§ Records supplied:

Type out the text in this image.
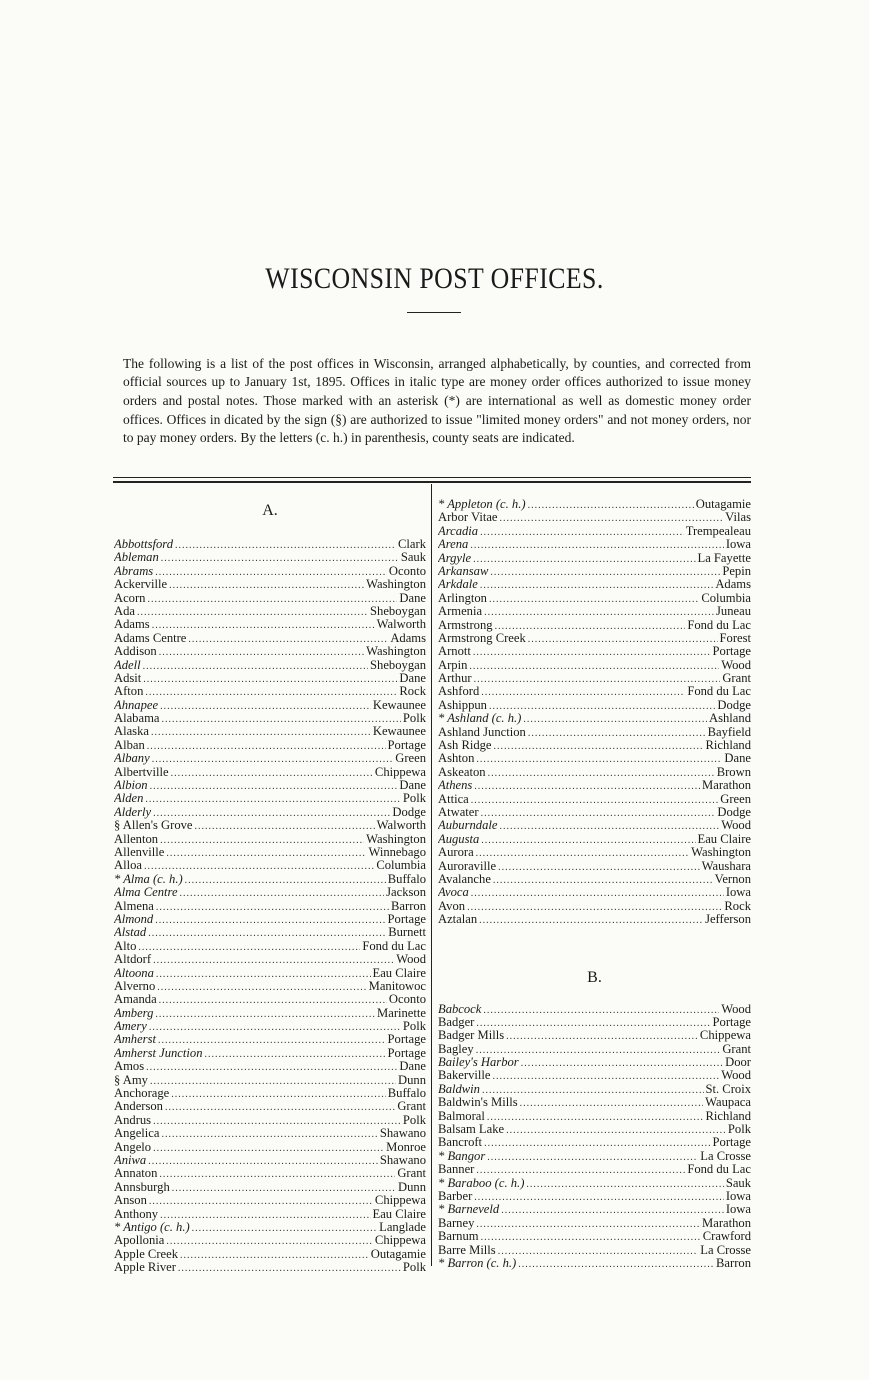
WISCONSIN POST OFFICES.

The following is a list of the post offices in Wisconsin, arranged alphabetically, by counties, and corrected from official sources up to January 1st, 1895. Offices in italic type are money order offices authorized to issue money orders and postal notes. Those marked with an asterisk (*) are international as well as domestic money order offices. Offices in dicated by the sign (§) are authorized to issue "limited money orders" and not money orders, nor to pay money orders. By the letters (c. h.) in parenthesis, county seats are indicated.

A.
Abbottsford .....	Clark
Ableman .....	Sauk
Abrams .....	Oconto
Ackerville .....	Washington
Acorn .....	Dane
Ada .....	Sheboygan
Adams .....	Walworth
Adams Centre .....	Adams
Addison .....	Washington
Adell .....	Sheboygan
Adsit .....	Dane
Afton .....	Rock
Ahnapee .....	Kewaunee
Alabama .....	Polk
Alaska .....	Kewaunee
Alban .....	Portage
Albany .....	Green
Albertville .....	Chippewa
Albion .....	Dane
Alden .....	Polk
Alderly .....	Dodge
§ Allen's Grove .....	Walworth
Allenton .....	Washington
Allenville .....	Winnebago
Alloa .....	Columbia
* Alma (c. h.) .....	Buffalo
Alma Centre .....	Jackson
Almena .....	Barron
Almond .....	Portage
Alstad .....	Burnett
Alto .....	Fond du Lac
Altdorf .....	Wood
Altoona .....	Eau Claire
Alverno .....	Manitowoc
Amanda .....	Oconto
Amberg .....	Marinette
Amery .....	Polk
Amherst .....	Portage
Amherst Junction .....	Portage
Amos .....	Dane
§ Amy .....	Dunn
Anchorage .....	Buffalo
Anderson .....	Grant
Andrus .....	Polk
Angelica .....	Shawano
Angelo .....	Monroe
Aniwa .....	Shawano
Annaton .....	Grant
Annsburgh .....	Dunn
Anson .....	Chippewa
Anthony .....	Eau Claire
* Antigo (c. h.) .....	Langlade
Apollonia .....	Chippewa
Apple Creek .....	Outagamie
Apple River .....	Polk
* Appleton (c. h.) .....	Outagamie
Arbor Vitae .....	Vilas
Arcadia .....	Trempealeau
Arena .....	Iowa
Argyle .....	La Fayette
Arkansaw .....	Pepin
Arkdale .....	Adams
Arlington .....	Columbia
Armenia .....	Juneau
Armstrong .....	Fond du Lac
Armstrong Creek .....	Forest
Arnott .....	Portage
Arpin .....	Wood
Arthur .....	Grant
Ashford .....	Fond du Lac
Ashippun .....	Dodge
* Ashland (c. h.) .....	Ashland
Ashland Junction .....	Bayfield
Ash Ridge .....	Richland
Ashton .....	Dane
Askeaton .....	Brown
Athens .....	Marathon
Attica .....	Green
Atwater .....	Dodge
Auburndale .....	Wood
Augusta .....	Eau Claire
Aurora .....	Washington
Auroraville .....	Waushara
Avalanche .....	Vernon
Avoca .....	Iowa
Avon .....	Rock
Aztalan .....	Jefferson
B.
Babcock .....	Wood
Badger .....	Portage
Badger Mills .....	Chippewa
Bagley .....	Grant
Bailey's Harbor .....	Door
Bakerville .....	Wood
Baldwin .....	St. Croix
Baldwin's Mills .....	Waupaca
Balmoral .....	Richland
Balsam Lake .....	Polk
Bancroft .....	Portage
* Bangor .....	La Crosse
Banner .....	Fond du Lac
* Baraboo (c. h.) .....	Sauk
Barber .....	Iowa
* Barneveld .....	Iowa
Barney .....	Marathon
Barnum .....	Crawford
Barre Mills .....	La Crosse
* Barron (c. h.) .....	Barron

§ Given instruction:
Please set down each line of the data above exactly as written, without the pictures.

§ Solution:
Type out the text in this image.
WISCONSIN POST OFFICES.

The following is a list of the post offices in Wisconsin, arranged alphabetically, by counties, and corrected from official sources up to January 1st, 1895. Offices in italic type are money order offices authorized to issue money orders and postal notes. Those marked with an asterisk (*) are international as well as domestic money order offices. Offices in dicated by the sign (§) are authorized to issue "limited money orders" and not money orders, nor to pay money orders. By the letters (c. h.) in parenthesis, county seats are indicated.

A.
Abbottsford .....	Clark
Ableman .....	Sauk
Abrams .....	Oconto
Ackerville .....	Washington
Acorn .....	Dane
Ada .....	Sheboygan
Adams .....	Walworth
Adams Centre .....	Adams
Addison .....	Washington
Adell .....	Sheboygan
Adsit .....	Dane
Afton .....	Rock
Ahnapee .....	Kewaunee
Alabama .....	Polk
Alaska .....	Kewaunee
Alban .....	Portage
Albany .....	Green
Albertville .....	Chippewa
Albion .....	Dane
Alden .....	Polk
Alderly .....	Dodge
§ Allen's Grove .....	Walworth
Allenton .....	Washington
Allenville .....	Winnebago
Alloa .....	Columbia
* Alma (c. h.) .....	Buffalo
Alma Centre .....	Jackson
Almena .....	Barron
Almond .....	Portage
Alstad .....	Burnett
Alto .....	Fond du Lac
Altdorf .....	Wood
Altoona .....	Eau Claire
Alverno .....	Manitowoc
Amanda .....	Oconto
Amberg .....	Marinette
Amery .....	Polk
Amherst .....	Portage
Amherst Junction .....	Portage
Amos .....	Dane
§ Amy .....	Dunn
Anchorage .....	Buffalo
Anderson .....	Grant
Andrus .....	Polk
Angelica .....	Shawano
Angelo .....	Monroe
Aniwa .....	Shawano
Annaton .....	Grant
Annsburgh .....	Dunn
Anson .....	Chippewa
Anthony .....	Eau Claire
* Antigo (c. h.) .....	Langlade
Apollonia .....	Chippewa
Apple Creek .....	Outagamie
Apple River .....	Polk
* Appleton (c. h.) .....	Outagamie
Arbor Vitae .....	Vilas
Arcadia .....	Trempealeau
Arena .....	Iowa
Argyle .....	La Fayette
Arkansaw .....	Pepin
Arkdale .....	Adams
Arlington .....	Columbia
Armenia .....	Juneau
Armstrong .....	Fond du Lac
Armstrong Creek .....	Forest
Arnott .....	Portage
Arpin .....	Wood
Arthur .....	Grant
Ashford .....	Fond du Lac
Ashippun .....	Dodge
* Ashland (c. h.) .....	Ashland
Ashland Junction .....	Bayfield
Ash Ridge .....	Richland
Ashton .....	Dane
Askeaton .....	Brown
Athens .....	Marathon
Attica .....	Green
Atwater .....	Dodge
Auburndale .....	Wood
Augusta .....	Eau Claire
Aurora .....	Washington
Auroraville .....	Waushara
Avalanche .....	Vernon
Avoca .....	Iowa
Avon .....	Rock
Aztalan .....	Jefferson
B.
Babcock .....	Wood
Badger .....	Portage
Badger Mills .....	Chippewa
Bagley .....	Grant
Bailey's Harbor .....	Door
Bakerville .....	Wood
Baldwin .....	St. Croix
Baldwin's Mills .....	Waupaca
Balmoral .....	Richland
Balsam Lake .....	Polk
Bancroft .....	Portage
* Bangor .....	La Crosse
Banner .....	Fond du Lac
* Baraboo (c. h.) .....	Sauk
Barber .....	Iowa
* Barneveld .....	Iowa
Barney .....	Marathon
Barnum .....	Crawford
Barre Mills .....	La Crosse
* Barron (c. h.) .....	Barron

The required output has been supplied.